- **Given problem**
Every line of the records below should be restated exactly.

- **Entries**
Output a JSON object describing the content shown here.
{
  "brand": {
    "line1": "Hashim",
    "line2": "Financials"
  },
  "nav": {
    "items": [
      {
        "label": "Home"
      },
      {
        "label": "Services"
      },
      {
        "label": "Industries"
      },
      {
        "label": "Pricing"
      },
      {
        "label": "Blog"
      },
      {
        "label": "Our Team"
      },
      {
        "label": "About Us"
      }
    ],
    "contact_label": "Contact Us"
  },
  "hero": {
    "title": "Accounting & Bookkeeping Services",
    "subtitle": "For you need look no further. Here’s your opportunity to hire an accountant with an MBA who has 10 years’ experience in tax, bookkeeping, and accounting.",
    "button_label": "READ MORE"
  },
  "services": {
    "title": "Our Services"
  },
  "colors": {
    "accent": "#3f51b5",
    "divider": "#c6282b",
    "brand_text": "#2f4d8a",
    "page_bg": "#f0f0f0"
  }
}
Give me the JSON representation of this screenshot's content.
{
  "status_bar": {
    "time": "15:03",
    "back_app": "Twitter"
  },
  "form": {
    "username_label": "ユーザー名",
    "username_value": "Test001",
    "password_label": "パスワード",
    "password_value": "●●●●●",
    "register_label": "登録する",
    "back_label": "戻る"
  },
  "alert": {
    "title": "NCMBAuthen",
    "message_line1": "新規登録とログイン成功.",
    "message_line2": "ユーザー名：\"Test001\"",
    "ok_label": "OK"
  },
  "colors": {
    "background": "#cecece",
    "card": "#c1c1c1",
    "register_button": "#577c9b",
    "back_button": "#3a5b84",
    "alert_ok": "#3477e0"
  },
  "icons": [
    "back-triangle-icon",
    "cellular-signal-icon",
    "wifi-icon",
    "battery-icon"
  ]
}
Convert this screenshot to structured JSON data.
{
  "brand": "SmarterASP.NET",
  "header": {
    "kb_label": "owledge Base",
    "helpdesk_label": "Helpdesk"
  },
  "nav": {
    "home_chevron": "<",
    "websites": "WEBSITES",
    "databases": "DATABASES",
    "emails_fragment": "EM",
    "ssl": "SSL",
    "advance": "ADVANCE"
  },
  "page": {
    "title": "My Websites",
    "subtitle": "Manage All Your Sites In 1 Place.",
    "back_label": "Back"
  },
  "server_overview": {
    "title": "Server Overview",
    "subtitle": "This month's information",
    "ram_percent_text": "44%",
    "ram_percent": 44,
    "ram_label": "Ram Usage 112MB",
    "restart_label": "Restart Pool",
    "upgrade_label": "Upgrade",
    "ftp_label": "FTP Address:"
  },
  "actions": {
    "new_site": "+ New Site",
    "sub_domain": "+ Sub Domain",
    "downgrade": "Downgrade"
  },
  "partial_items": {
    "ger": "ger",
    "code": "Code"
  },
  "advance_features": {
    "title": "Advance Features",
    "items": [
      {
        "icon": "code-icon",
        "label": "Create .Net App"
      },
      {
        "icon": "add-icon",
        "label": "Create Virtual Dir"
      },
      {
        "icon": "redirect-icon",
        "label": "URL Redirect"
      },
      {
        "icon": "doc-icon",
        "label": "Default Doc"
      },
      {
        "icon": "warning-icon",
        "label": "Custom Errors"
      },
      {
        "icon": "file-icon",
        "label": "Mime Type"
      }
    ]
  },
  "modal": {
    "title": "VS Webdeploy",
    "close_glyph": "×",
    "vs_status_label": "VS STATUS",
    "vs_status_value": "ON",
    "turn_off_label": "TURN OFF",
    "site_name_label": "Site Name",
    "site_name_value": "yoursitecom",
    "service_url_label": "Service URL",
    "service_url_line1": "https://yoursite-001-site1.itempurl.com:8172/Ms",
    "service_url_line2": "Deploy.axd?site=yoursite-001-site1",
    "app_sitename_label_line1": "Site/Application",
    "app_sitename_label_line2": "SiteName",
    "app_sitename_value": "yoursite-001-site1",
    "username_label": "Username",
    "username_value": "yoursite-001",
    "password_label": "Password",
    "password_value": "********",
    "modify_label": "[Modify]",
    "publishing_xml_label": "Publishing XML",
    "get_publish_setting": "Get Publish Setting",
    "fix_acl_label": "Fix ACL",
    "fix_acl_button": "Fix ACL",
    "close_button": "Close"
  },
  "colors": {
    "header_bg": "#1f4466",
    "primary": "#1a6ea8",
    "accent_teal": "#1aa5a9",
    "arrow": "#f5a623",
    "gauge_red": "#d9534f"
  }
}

- **Complete output**
Output a JSON object describing the content shown here.
{
  "brand": {
    "line1": "Hashim",
    "line2": "Financials"
  },
  "nav": {
    "items": [
      {
        "label": "Home"
      },
      {
        "label": "Services"
      },
      {
        "label": "Industries"
      },
      {
        "label": "Pricing"
      },
      {
        "label": "Blog"
      },
      {
        "label": "Our Team"
      },
      {
        "label": "About Us"
      }
    ],
    "contact_label": "Contact Us"
  },
  "hero": {
    "title": "Accounting & Bookkeeping Services",
    "subtitle": "For you need look no further. Here’s your opportunity to hire an accountant with an MBA who has 10 years’ experience in tax, bookkeeping, and accounting.",
    "button_label": "READ MORE"
  },
  "services": {
    "title": "Our Services"
  },
  "colors": {
    "accent": "#3f51b5",
    "divider": "#c6282b",
    "brand_text": "#2f4d8a",
    "page_bg": "#f0f0f0"
  }
}
Give me the JSON representation of this screenshot's content.
{
  "status_bar": {
    "time": "15:03",
    "back_app": "Twitter"
  },
  "form": {
    "username_label": "ユーザー名",
    "username_value": "Test001",
    "password_label": "パスワード",
    "password_value": "●●●●●",
    "register_label": "登録する",
    "back_label": "戻る"
  },
  "alert": {
    "title": "NCMBAuthen",
    "message_line1": "新規登録とログイン成功.",
    "message_line2": "ユーザー名：\"Test001\"",
    "ok_label": "OK"
  },
  "colors": {
    "background": "#cecece",
    "card": "#c1c1c1",
    "register_button": "#577c9b",
    "back_button": "#3a5b84",
    "alert_ok": "#3477e0"
  },
  "icons": [
    "back-triangle-icon",
    "cellular-signal-icon",
    "wifi-icon",
    "battery-icon"
  ]
}
Convert this screenshot to structured JSON data.
{
  "brand": "SmarterASP.NET",
  "header": {
    "kb_label": "owledge Base",
    "helpdesk_label": "Helpdesk"
  },
  "nav": {
    "home_chevron": "<",
    "websites": "WEBSITES",
    "databases": "DATABASES",
    "emails_fragment": "EM",
    "ssl": "SSL",
    "advance": "ADVANCE"
  },
  "page": {
    "title": "My Websites",
    "subtitle": "Manage All Your Sites In 1 Place.",
    "back_label": "Back"
  },
  "server_overview": {
    "title": "Server Overview",
    "subtitle": "This month's information",
    "ram_percent_text": "44%",
    "ram_percent": 44,
    "ram_label": "Ram Usage 112MB",
    "restart_label": "Restart Pool",
    "upgrade_label": "Upgrade",
    "ftp_label": "FTP Address:"
  },
  "actions": {
    "new_site": "+ New Site",
    "sub_domain": "+ Sub Domain",
    "downgrade": "Downgrade"
  },
  "partial_items": {
    "ger": "ger",
    "code": "Code"
  },
  "advance_features": {
    "title": "Advance Features",
    "items": [
      {
        "icon": "code-icon",
        "label": "Create .Net App"
      },
      {
        "icon": "add-icon",
        "label": "Create Virtual Dir"
      },
      {
        "icon": "redirect-icon",
        "label": "URL Redirect"
      },
      {
        "icon": "doc-icon",
        "label": "Default Doc"
      },
      {
        "icon": "warning-icon",
        "label": "Custom Errors"
      },
      {
        "icon": "file-icon",
        "label": "Mime Type"
      }
    ]
  },
  "modal": {
    "title": "VS Webdeploy",
    "close_glyph": "×",
    "vs_status_label": "VS STATUS",
    "vs_status_value": "ON",
    "turn_off_label": "TURN OFF",
    "site_name_label": "Site Name",
    "site_name_value": "yoursitecom",
    "service_url_label": "Service URL",
    "service_url_line1": "https://yoursite-001-site1.itempurl.com:8172/Ms",
    "service_url_line2": "Deploy.axd?site=yoursite-001-site1",
    "app_sitename_label_line1": "Site/Application",
    "app_sitename_label_line2": "SiteName",
    "app_sitename_value": "yoursite-001-site1",
    "username_label": "Username",
    "username_value": "yoursite-001",
    "password_label": "Password",
    "password_value": "********",
    "modify_label": "[Modify]",
    "publishing_xml_label": "Publishing XML",
    "get_publish_setting": "Get Publish Setting",
    "fix_acl_label": "Fix ACL",
    "fix_acl_button": "Fix ACL",
    "close_button": "Close"
  },
  "colors": {
    "header_bg": "#1f4466",
    "primary": "#1a6ea8",
    "accent_teal": "#1aa5a9",
    "arrow": "#f5a623",
    "gauge_red": "#d9534f"
  }
}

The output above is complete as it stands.